__WORKING DATA__.
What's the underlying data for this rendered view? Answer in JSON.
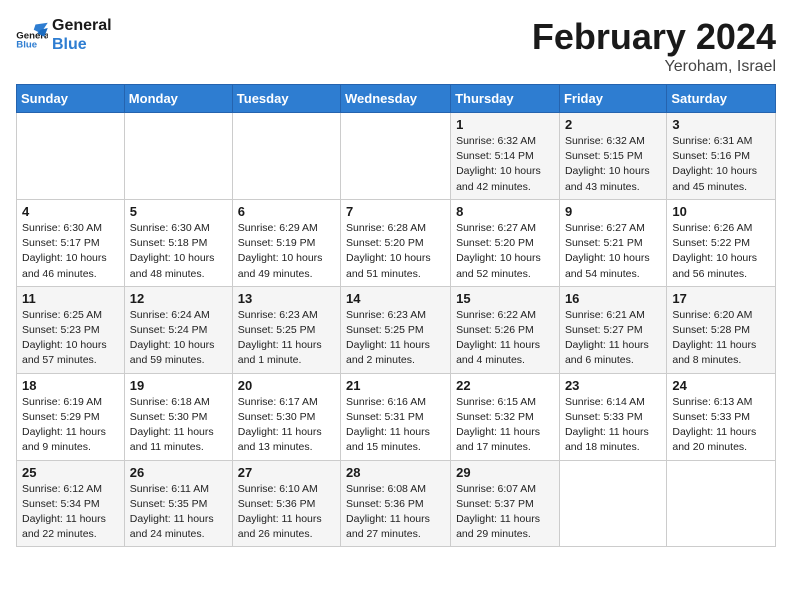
{
  "header": {
    "logo_line1": "General",
    "logo_line2": "Blue",
    "month_title": "February 2024",
    "location": "Yeroham, Israel"
  },
  "weekdays": [
    "Sunday",
    "Monday",
    "Tuesday",
    "Wednesday",
    "Thursday",
    "Friday",
    "Saturday"
  ],
  "weeks": [
    [
      {
        "day": "",
        "info": ""
      },
      {
        "day": "",
        "info": ""
      },
      {
        "day": "",
        "info": ""
      },
      {
        "day": "",
        "info": ""
      },
      {
        "day": "1",
        "info": "Sunrise: 6:32 AM\nSunset: 5:14 PM\nDaylight: 10 hours\nand 42 minutes."
      },
      {
        "day": "2",
        "info": "Sunrise: 6:32 AM\nSunset: 5:15 PM\nDaylight: 10 hours\nand 43 minutes."
      },
      {
        "day": "3",
        "info": "Sunrise: 6:31 AM\nSunset: 5:16 PM\nDaylight: 10 hours\nand 45 minutes."
      }
    ],
    [
      {
        "day": "4",
        "info": "Sunrise: 6:30 AM\nSunset: 5:17 PM\nDaylight: 10 hours\nand 46 minutes."
      },
      {
        "day": "5",
        "info": "Sunrise: 6:30 AM\nSunset: 5:18 PM\nDaylight: 10 hours\nand 48 minutes."
      },
      {
        "day": "6",
        "info": "Sunrise: 6:29 AM\nSunset: 5:19 PM\nDaylight: 10 hours\nand 49 minutes."
      },
      {
        "day": "7",
        "info": "Sunrise: 6:28 AM\nSunset: 5:20 PM\nDaylight: 10 hours\nand 51 minutes."
      },
      {
        "day": "8",
        "info": "Sunrise: 6:27 AM\nSunset: 5:20 PM\nDaylight: 10 hours\nand 52 minutes."
      },
      {
        "day": "9",
        "info": "Sunrise: 6:27 AM\nSunset: 5:21 PM\nDaylight: 10 hours\nand 54 minutes."
      },
      {
        "day": "10",
        "info": "Sunrise: 6:26 AM\nSunset: 5:22 PM\nDaylight: 10 hours\nand 56 minutes."
      }
    ],
    [
      {
        "day": "11",
        "info": "Sunrise: 6:25 AM\nSunset: 5:23 PM\nDaylight: 10 hours\nand 57 minutes."
      },
      {
        "day": "12",
        "info": "Sunrise: 6:24 AM\nSunset: 5:24 PM\nDaylight: 10 hours\nand 59 minutes."
      },
      {
        "day": "13",
        "info": "Sunrise: 6:23 AM\nSunset: 5:25 PM\nDaylight: 11 hours\nand 1 minute."
      },
      {
        "day": "14",
        "info": "Sunrise: 6:23 AM\nSunset: 5:25 PM\nDaylight: 11 hours\nand 2 minutes."
      },
      {
        "day": "15",
        "info": "Sunrise: 6:22 AM\nSunset: 5:26 PM\nDaylight: 11 hours\nand 4 minutes."
      },
      {
        "day": "16",
        "info": "Sunrise: 6:21 AM\nSunset: 5:27 PM\nDaylight: 11 hours\nand 6 minutes."
      },
      {
        "day": "17",
        "info": "Sunrise: 6:20 AM\nSunset: 5:28 PM\nDaylight: 11 hours\nand 8 minutes."
      }
    ],
    [
      {
        "day": "18",
        "info": "Sunrise: 6:19 AM\nSunset: 5:29 PM\nDaylight: 11 hours\nand 9 minutes."
      },
      {
        "day": "19",
        "info": "Sunrise: 6:18 AM\nSunset: 5:30 PM\nDaylight: 11 hours\nand 11 minutes."
      },
      {
        "day": "20",
        "info": "Sunrise: 6:17 AM\nSunset: 5:30 PM\nDaylight: 11 hours\nand 13 minutes."
      },
      {
        "day": "21",
        "info": "Sunrise: 6:16 AM\nSunset: 5:31 PM\nDaylight: 11 hours\nand 15 minutes."
      },
      {
        "day": "22",
        "info": "Sunrise: 6:15 AM\nSunset: 5:32 PM\nDaylight: 11 hours\nand 17 minutes."
      },
      {
        "day": "23",
        "info": "Sunrise: 6:14 AM\nSunset: 5:33 PM\nDaylight: 11 hours\nand 18 minutes."
      },
      {
        "day": "24",
        "info": "Sunrise: 6:13 AM\nSunset: 5:33 PM\nDaylight: 11 hours\nand 20 minutes."
      }
    ],
    [
      {
        "day": "25",
        "info": "Sunrise: 6:12 AM\nSunset: 5:34 PM\nDaylight: 11 hours\nand 22 minutes."
      },
      {
        "day": "26",
        "info": "Sunrise: 6:11 AM\nSunset: 5:35 PM\nDaylight: 11 hours\nand 24 minutes."
      },
      {
        "day": "27",
        "info": "Sunrise: 6:10 AM\nSunset: 5:36 PM\nDaylight: 11 hours\nand 26 minutes."
      },
      {
        "day": "28",
        "info": "Sunrise: 6:08 AM\nSunset: 5:36 PM\nDaylight: 11 hours\nand 27 minutes."
      },
      {
        "day": "29",
        "info": "Sunrise: 6:07 AM\nSunset: 5:37 PM\nDaylight: 11 hours\nand 29 minutes."
      },
      {
        "day": "",
        "info": ""
      },
      {
        "day": "",
        "info": ""
      }
    ]
  ]
}
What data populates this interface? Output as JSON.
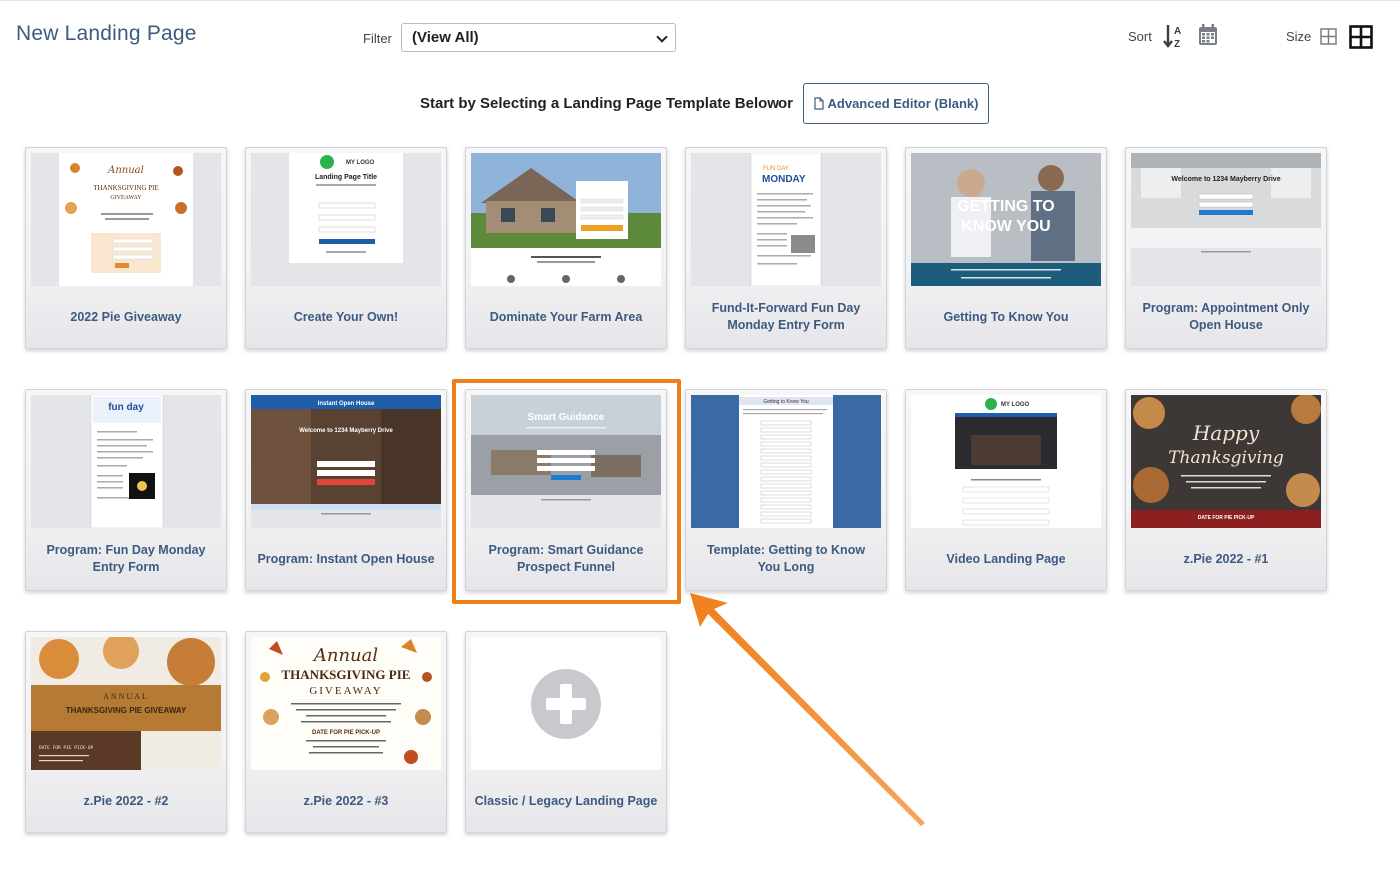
{
  "header": {
    "title": "New Landing Page",
    "filter_label": "Filter",
    "filter_value": "(View All)",
    "sort_label": "Sort",
    "size_label": "Size"
  },
  "prompt": {
    "text": "Start by Selecting a Landing Page Template Below",
    "or": "or",
    "advanced_button": "Advanced Editor (Blank)"
  },
  "colors": {
    "title": "#3d5a80",
    "highlight": "#f07f1b"
  },
  "templates": [
    {
      "label": "2022 Pie Giveaway",
      "thumb": "pie-flyer"
    },
    {
      "label": "Create Your Own!",
      "thumb": "logo-form"
    },
    {
      "label": "Dominate Your Farm Area",
      "thumb": "house-photo"
    },
    {
      "label": "Fund-It-Forward Fun Day Monday Entry Form",
      "thumb": "fun-day-doc"
    },
    {
      "label": "Getting To Know You",
      "thumb": "couple-photo"
    },
    {
      "label": "Program: Appointment Only Open House",
      "thumb": "kitchen-photo"
    },
    {
      "label": "Program: Fun Day Monday Entry Form",
      "thumb": "fun-day-doc-2"
    },
    {
      "label": "Program: Instant Open House",
      "thumb": "kitchen-dark"
    },
    {
      "label": "Program: Smart Guidance Prospect Funnel",
      "thumb": "living-room"
    },
    {
      "label": "Template: Getting to Know You Long",
      "thumb": "long-form"
    },
    {
      "label": "Video Landing Page",
      "thumb": "video-page"
    },
    {
      "label": "z.Pie 2022 - #1",
      "thumb": "pies-dark"
    },
    {
      "label": "z.Pie 2022 - #2",
      "thumb": "pie-wood"
    },
    {
      "label": "z.Pie 2022 - #3",
      "thumb": "pie-flyer-2"
    },
    {
      "label": "Classic / Legacy Landing Page",
      "thumb": "plus"
    }
  ],
  "thumb_text": {
    "pie_annual": "Annual",
    "pie_title": "THANKSGIVING PIE",
    "pie_giveaway": "GIVEAWAY",
    "mylogo": "MY LOGO",
    "landing_title": "Landing Page Title",
    "fun_day": "FUN DAY",
    "monday": "MONDAY",
    "getting_to": "GETTING TO",
    "know_you": "KNOW YOU",
    "welcome_mayberry": "Welcome to 1234 Mayberry Drive",
    "fun_day_small": "fun day",
    "instant_open_house": "Instant Open House",
    "smart_guidance": "Smart Guidance",
    "getting_to_know_you": "Getting to Know You",
    "happy": "Happy",
    "thanksgiving": "Thanksgiving",
    "date_pickup": "DATE FOR PIE PICK-UP",
    "annual_caps": "ANNUAL",
    "thanks_pie_giveaway": "THANKSGIVING PIE GIVEAWAY"
  }
}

__INSTRUCTION__.
Copy the material above exactly and drop the pictures.

__FINAL ANSWER__.
What's the underlying data for this rendered view? Answer in JSON.
{
  "header": {
    "logo_line1": "General",
    "logo_line2": "Blue",
    "month_title": "February 2024",
    "location": "Yeroham, Israel"
  },
  "weekdays": [
    "Sunday",
    "Monday",
    "Tuesday",
    "Wednesday",
    "Thursday",
    "Friday",
    "Saturday"
  ],
  "weeks": [
    [
      {
        "day": "",
        "info": ""
      },
      {
        "day": "",
        "info": ""
      },
      {
        "day": "",
        "info": ""
      },
      {
        "day": "",
        "info": ""
      },
      {
        "day": "1",
        "info": "Sunrise: 6:32 AM\nSunset: 5:14 PM\nDaylight: 10 hours\nand 42 minutes."
      },
      {
        "day": "2",
        "info": "Sunrise: 6:32 AM\nSunset: 5:15 PM\nDaylight: 10 hours\nand 43 minutes."
      },
      {
        "day": "3",
        "info": "Sunrise: 6:31 AM\nSunset: 5:16 PM\nDaylight: 10 hours\nand 45 minutes."
      }
    ],
    [
      {
        "day": "4",
        "info": "Sunrise: 6:30 AM\nSunset: 5:17 PM\nDaylight: 10 hours\nand 46 minutes."
      },
      {
        "day": "5",
        "info": "Sunrise: 6:30 AM\nSunset: 5:18 PM\nDaylight: 10 hours\nand 48 minutes."
      },
      {
        "day": "6",
        "info": "Sunrise: 6:29 AM\nSunset: 5:19 PM\nDaylight: 10 hours\nand 49 minutes."
      },
      {
        "day": "7",
        "info": "Sunrise: 6:28 AM\nSunset: 5:20 PM\nDaylight: 10 hours\nand 51 minutes."
      },
      {
        "day": "8",
        "info": "Sunrise: 6:27 AM\nSunset: 5:20 PM\nDaylight: 10 hours\nand 52 minutes."
      },
      {
        "day": "9",
        "info": "Sunrise: 6:27 AM\nSunset: 5:21 PM\nDaylight: 10 hours\nand 54 minutes."
      },
      {
        "day": "10",
        "info": "Sunrise: 6:26 AM\nSunset: 5:22 PM\nDaylight: 10 hours\nand 56 minutes."
      }
    ],
    [
      {
        "day": "11",
        "info": "Sunrise: 6:25 AM\nSunset: 5:23 PM\nDaylight: 10 hours\nand 57 minutes."
      },
      {
        "day": "12",
        "info": "Sunrise: 6:24 AM\nSunset: 5:24 PM\nDaylight: 10 hours\nand 59 minutes."
      },
      {
        "day": "13",
        "info": "Sunrise: 6:23 AM\nSunset: 5:25 PM\nDaylight: 11 hours\nand 1 minute."
      },
      {
        "day": "14",
        "info": "Sunrise: 6:23 AM\nSunset: 5:25 PM\nDaylight: 11 hours\nand 2 minutes."
      },
      {
        "day": "15",
        "info": "Sunrise: 6:22 AM\nSunset: 5:26 PM\nDaylight: 11 hours\nand 4 minutes."
      },
      {
        "day": "16",
        "info": "Sunrise: 6:21 AM\nSunset: 5:27 PM\nDaylight: 11 hours\nand 6 minutes."
      },
      {
        "day": "17",
        "info": "Sunrise: 6:20 AM\nSunset: 5:28 PM\nDaylight: 11 hours\nand 8 minutes."
      }
    ],
    [
      {
        "day": "18",
        "info": "Sunrise: 6:19 AM\nSunset: 5:29 PM\nDaylight: 11 hours\nand 9 minutes."
      },
      {
        "day": "19",
        "info": "Sunrise: 6:18 AM\nSunset: 5:30 PM\nDaylight: 11 hours\nand 11 minutes."
      },
      {
        "day": "20",
        "info": "Sunrise: 6:17 AM\nSunset: 5:30 PM\nDaylight: 11 hours\nand 13 minutes."
      },
      {
        "day": "21",
        "info": "Sunrise: 6:16 AM\nSunset: 5:31 PM\nDaylight: 11 hours\nand 15 minutes."
      },
      {
        "day": "22",
        "info": "Sunrise: 6:15 AM\nSunset: 5:32 PM\nDaylight: 11 hours\nand 17 minutes."
      },
      {
        "day": "23",
        "info": "Sunrise: 6:14 AM\nSunset: 5:33 PM\nDaylight: 11 hours\nand 18 minutes."
      },
      {
        "day": "24",
        "info": "Sunrise: 6:13 AM\nSunset: 5:33 PM\nDaylight: 11 hours\nand 20 minutes."
      }
    ],
    [
      {
        "day": "25",
        "info": "Sunrise: 6:12 AM\nSunset: 5:34 PM\nDaylight: 11 hours\nand 22 minutes."
      },
      {
        "day": "26",
        "info": "Sunrise: 6:11 AM\nSunset: 5:35 PM\nDaylight: 11 hours\nand 24 minutes."
      },
      {
        "day": "27",
        "info": "Sunrise: 6:10 AM\nSunset: 5:36 PM\nDaylight: 11 hours\nand 26 minutes."
      },
      {
        "day": "28",
        "info": "Sunrise: 6:08 AM\nSunset: 5:36 PM\nDaylight: 11 hours\nand 27 minutes."
      },
      {
        "day": "29",
        "info": "Sunrise: 6:07 AM\nSunset: 5:37 PM\nDaylight: 11 hours\nand 29 minutes."
      },
      {
        "day": "",
        "info": ""
      },
      {
        "day": "",
        "info": ""
      }
    ]
  ]
}
What data populates this interface? Output as JSON.
{
  "header": {
    "title": "New Landing Page",
    "filter_label": "Filter",
    "filter_value": "(View All)",
    "sort_label": "Sort",
    "size_label": "Size"
  },
  "prompt": {
    "text": "Start by Selecting a Landing Page Template Below",
    "or": "or",
    "advanced_button": "Advanced Editor (Blank)"
  },
  "colors": {
    "title": "#3d5a80",
    "highlight": "#f07f1b"
  },
  "templates": [
    {
      "label": "2022 Pie Giveaway",
      "thumb": "pie-flyer"
    },
    {
      "label": "Create Your Own!",
      "thumb": "logo-form"
    },
    {
      "label": "Dominate Your Farm Area",
      "thumb": "house-photo"
    },
    {
      "label": "Fund-It-Forward Fun Day Monday Entry Form",
      "thumb": "fun-day-doc"
    },
    {
      "label": "Getting To Know You",
      "thumb": "couple-photo"
    },
    {
      "label": "Program: Appointment Only Open House",
      "thumb": "kitchen-photo"
    },
    {
      "label": "Program: Fun Day Monday Entry Form",
      "thumb": "fun-day-doc-2"
    },
    {
      "label": "Program: Instant Open House",
      "thumb": "kitchen-dark"
    },
    {
      "label": "Program: Smart Guidance Prospect Funnel",
      "thumb": "living-room"
    },
    {
      "label": "Template: Getting to Know You Long",
      "thumb": "long-form"
    },
    {
      "label": "Video Landing Page",
      "thumb": "video-page"
    },
    {
      "label": "z.Pie 2022 - #1",
      "thumb": "pies-dark"
    },
    {
      "label": "z.Pie 2022 - #2",
      "thumb": "pie-wood"
    },
    {
      "label": "z.Pie 2022 - #3",
      "thumb": "pie-flyer-2"
    },
    {
      "label": "Classic / Legacy Landing Page",
      "thumb": "plus"
    }
  ],
  "thumb_text": {
    "pie_annual": "Annual",
    "pie_title": "THANKSGIVING PIE",
    "pie_giveaway": "GIVEAWAY",
    "mylogo": "MY LOGO",
    "landing_title": "Landing Page Title",
    "fun_day": "FUN DAY",
    "monday": "MONDAY",
    "getting_to": "GETTING TO",
    "know_you": "KNOW YOU",
    "welcome_mayberry": "Welcome to 1234 Mayberry Drive",
    "fun_day_small": "fun day",
    "instant_open_house": "Instant Open House",
    "smart_guidance": "Smart Guidance",
    "getting_to_know_you": "Getting to Know You",
    "happy": "Happy",
    "thanksgiving": "Thanksgiving",
    "date_pickup": "DATE FOR PIE PICK-UP",
    "annual_caps": "ANNUAL",
    "thanks_pie_giveaway": "THANKSGIVING PIE GIVEAWAY"
  }
}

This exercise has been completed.